═══ Excerpted records ═══

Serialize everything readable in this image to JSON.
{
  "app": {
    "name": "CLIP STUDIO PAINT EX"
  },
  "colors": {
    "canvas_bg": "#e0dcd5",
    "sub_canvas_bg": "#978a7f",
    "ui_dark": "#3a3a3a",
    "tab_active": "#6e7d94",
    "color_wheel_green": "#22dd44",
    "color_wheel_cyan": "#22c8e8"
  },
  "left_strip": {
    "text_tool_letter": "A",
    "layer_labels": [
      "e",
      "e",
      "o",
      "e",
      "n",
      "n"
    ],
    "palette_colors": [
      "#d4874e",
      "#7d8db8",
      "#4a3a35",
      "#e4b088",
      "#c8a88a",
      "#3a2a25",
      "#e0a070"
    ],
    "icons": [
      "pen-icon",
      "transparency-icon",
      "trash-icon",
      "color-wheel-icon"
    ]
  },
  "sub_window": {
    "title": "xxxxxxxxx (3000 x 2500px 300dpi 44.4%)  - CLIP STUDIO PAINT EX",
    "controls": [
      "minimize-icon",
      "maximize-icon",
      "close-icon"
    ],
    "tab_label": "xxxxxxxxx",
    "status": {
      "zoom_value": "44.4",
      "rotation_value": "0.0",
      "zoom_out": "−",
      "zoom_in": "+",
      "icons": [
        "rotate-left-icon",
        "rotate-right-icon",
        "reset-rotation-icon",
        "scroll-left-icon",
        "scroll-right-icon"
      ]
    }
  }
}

═══

**What is asked**:
Write out every entry word for word.

**Exercise result**:
Serialize everything readable in this image to JSON.
{
  "app": {
    "name": "CLIP STUDIO PAINT EX"
  },
  "colors": {
    "canvas_bg": "#e0dcd5",
    "sub_canvas_bg": "#978a7f",
    "ui_dark": "#3a3a3a",
    "tab_active": "#6e7d94",
    "color_wheel_green": "#22dd44",
    "color_wheel_cyan": "#22c8e8"
  },
  "left_strip": {
    "text_tool_letter": "A",
    "layer_labels": [
      "e",
      "e",
      "o",
      "e",
      "n",
      "n"
    ],
    "palette_colors": [
      "#d4874e",
      "#7d8db8",
      "#4a3a35",
      "#e4b088",
      "#c8a88a",
      "#3a2a25",
      "#e0a070"
    ],
    "icons": [
      "pen-icon",
      "transparency-icon",
      "trash-icon",
      "color-wheel-icon"
    ]
  },
  "sub_window": {
    "title": "xxxxxxxxx (3000 x 2500px 300dpi 44.4%)  - CLIP STUDIO PAINT EX",
    "controls": [
      "minimize-icon",
      "maximize-icon",
      "close-icon"
    ],
    "tab_label": "xxxxxxxxx",
    "status": {
      "zoom_value": "44.4",
      "rotation_value": "0.0",
      "zoom_out": "−",
      "zoom_in": "+",
      "icons": [
        "rotate-left-icon",
        "rotate-right-icon",
        "reset-rotation-icon",
        "scroll-left-icon",
        "scroll-right-icon"
      ]
    }
  }
}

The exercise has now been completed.